§ Exercise:
Scan the listing below for the word "engagement" and copy every line that has it.

(Records supplied begins)

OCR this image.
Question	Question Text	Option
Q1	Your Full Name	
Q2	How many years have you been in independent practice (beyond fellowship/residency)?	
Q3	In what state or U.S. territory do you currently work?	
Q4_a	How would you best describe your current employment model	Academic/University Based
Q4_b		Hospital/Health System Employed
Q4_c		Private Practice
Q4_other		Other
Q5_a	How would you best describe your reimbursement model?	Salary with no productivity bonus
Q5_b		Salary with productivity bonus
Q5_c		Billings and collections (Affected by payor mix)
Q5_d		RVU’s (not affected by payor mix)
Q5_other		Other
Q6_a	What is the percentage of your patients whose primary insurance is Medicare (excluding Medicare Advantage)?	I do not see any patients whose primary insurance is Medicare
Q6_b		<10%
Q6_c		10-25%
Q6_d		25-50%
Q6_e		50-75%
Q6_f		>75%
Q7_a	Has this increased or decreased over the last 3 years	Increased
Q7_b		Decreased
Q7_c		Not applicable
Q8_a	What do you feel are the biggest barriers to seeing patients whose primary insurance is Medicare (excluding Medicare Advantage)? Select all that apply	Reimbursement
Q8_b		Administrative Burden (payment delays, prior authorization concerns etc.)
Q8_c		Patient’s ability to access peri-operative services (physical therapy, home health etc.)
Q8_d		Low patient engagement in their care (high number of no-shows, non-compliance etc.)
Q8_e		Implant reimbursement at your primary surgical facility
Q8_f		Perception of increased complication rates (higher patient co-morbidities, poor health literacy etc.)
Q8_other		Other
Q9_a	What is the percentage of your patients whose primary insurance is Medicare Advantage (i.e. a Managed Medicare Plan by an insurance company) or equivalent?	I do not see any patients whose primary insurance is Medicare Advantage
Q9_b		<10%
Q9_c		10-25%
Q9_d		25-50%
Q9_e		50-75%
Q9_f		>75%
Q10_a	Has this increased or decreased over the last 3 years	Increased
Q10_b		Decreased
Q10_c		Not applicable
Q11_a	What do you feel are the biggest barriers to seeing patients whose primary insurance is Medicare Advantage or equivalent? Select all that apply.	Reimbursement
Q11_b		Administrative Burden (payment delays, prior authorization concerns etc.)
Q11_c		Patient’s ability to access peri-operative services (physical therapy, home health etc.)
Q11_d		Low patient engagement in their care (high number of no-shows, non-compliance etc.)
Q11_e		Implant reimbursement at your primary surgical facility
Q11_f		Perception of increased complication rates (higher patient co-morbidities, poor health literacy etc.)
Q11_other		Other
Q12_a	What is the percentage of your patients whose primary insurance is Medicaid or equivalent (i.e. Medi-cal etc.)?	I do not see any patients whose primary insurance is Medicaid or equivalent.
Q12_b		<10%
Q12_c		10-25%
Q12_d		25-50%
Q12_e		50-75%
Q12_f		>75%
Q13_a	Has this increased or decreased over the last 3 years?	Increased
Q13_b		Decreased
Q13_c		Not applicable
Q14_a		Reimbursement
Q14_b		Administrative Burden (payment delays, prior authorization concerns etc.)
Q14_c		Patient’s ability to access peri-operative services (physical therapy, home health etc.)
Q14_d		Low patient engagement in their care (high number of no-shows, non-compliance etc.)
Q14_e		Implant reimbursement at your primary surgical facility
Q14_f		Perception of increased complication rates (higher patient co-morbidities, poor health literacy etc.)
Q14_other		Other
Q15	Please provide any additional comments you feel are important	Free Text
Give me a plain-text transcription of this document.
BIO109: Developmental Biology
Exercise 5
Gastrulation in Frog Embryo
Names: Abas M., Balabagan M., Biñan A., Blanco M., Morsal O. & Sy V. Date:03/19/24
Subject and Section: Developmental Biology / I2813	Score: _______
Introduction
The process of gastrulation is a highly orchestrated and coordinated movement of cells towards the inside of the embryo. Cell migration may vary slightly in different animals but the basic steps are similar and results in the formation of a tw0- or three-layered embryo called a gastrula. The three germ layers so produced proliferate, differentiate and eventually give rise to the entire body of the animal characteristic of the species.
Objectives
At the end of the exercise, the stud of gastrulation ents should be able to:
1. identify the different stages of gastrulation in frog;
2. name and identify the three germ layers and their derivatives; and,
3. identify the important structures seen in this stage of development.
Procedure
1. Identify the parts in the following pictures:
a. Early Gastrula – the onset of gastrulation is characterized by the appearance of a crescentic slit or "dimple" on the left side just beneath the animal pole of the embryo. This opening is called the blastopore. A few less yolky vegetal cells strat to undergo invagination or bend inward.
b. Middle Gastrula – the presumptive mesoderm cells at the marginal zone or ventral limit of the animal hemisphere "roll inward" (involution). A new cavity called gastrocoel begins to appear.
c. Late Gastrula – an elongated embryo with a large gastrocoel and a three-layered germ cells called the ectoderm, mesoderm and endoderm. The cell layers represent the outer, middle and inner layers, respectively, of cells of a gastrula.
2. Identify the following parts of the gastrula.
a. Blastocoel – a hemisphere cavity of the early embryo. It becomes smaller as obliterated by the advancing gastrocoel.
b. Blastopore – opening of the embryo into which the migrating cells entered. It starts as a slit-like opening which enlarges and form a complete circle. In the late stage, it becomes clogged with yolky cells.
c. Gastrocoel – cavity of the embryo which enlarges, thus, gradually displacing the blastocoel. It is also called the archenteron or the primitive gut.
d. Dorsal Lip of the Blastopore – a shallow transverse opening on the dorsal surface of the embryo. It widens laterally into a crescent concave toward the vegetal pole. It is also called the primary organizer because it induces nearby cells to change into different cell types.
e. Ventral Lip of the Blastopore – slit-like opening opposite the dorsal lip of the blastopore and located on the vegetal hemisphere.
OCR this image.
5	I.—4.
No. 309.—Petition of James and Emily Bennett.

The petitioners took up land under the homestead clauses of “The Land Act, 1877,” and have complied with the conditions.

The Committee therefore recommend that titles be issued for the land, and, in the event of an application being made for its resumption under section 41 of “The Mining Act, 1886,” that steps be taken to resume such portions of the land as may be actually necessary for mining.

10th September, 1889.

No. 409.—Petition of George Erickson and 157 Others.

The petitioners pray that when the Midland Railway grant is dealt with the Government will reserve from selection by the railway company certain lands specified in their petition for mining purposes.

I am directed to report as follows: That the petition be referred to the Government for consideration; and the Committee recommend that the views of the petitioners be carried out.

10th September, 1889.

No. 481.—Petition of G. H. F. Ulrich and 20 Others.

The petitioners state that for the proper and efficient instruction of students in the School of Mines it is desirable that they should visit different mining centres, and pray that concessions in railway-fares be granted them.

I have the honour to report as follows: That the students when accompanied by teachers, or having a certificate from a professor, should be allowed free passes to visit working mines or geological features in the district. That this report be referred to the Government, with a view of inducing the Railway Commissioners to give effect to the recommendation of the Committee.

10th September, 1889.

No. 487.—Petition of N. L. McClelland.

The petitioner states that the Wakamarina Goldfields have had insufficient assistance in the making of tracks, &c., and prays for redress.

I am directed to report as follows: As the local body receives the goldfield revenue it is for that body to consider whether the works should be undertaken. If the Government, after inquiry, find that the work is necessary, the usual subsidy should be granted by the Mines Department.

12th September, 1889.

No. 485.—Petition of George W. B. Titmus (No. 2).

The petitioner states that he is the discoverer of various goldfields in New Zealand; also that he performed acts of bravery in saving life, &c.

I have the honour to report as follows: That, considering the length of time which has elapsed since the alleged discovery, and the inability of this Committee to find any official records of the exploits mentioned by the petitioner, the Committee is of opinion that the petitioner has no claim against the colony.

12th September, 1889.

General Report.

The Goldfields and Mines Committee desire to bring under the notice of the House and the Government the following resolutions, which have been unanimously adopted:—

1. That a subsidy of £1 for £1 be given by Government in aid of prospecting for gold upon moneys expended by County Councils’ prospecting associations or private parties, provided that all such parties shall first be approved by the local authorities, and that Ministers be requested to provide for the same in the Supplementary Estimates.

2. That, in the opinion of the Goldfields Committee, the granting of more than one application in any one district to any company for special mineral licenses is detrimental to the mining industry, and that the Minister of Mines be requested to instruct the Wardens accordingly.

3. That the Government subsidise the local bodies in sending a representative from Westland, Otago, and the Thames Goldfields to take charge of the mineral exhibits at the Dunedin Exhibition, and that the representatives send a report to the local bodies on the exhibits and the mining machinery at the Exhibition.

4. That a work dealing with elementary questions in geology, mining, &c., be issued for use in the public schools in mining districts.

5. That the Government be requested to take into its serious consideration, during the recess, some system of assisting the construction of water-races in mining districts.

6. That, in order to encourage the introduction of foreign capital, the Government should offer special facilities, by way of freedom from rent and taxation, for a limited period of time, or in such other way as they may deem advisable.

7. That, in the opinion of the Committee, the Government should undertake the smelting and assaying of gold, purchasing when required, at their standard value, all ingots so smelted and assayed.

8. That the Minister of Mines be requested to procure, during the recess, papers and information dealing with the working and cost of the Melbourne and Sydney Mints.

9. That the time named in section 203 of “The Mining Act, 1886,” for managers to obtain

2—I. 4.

(Records supplied ends)

§ Answer to this task:
Q8_d		Low patient engagement in their care (high number of no-shows, non-compliance etc.)
Q11_d		Low patient engagement in their care (high number of no-shows, non-compliance etc.)
Q14_d		Low patient engagement in their care (high number of no-shows, non-compliance etc.)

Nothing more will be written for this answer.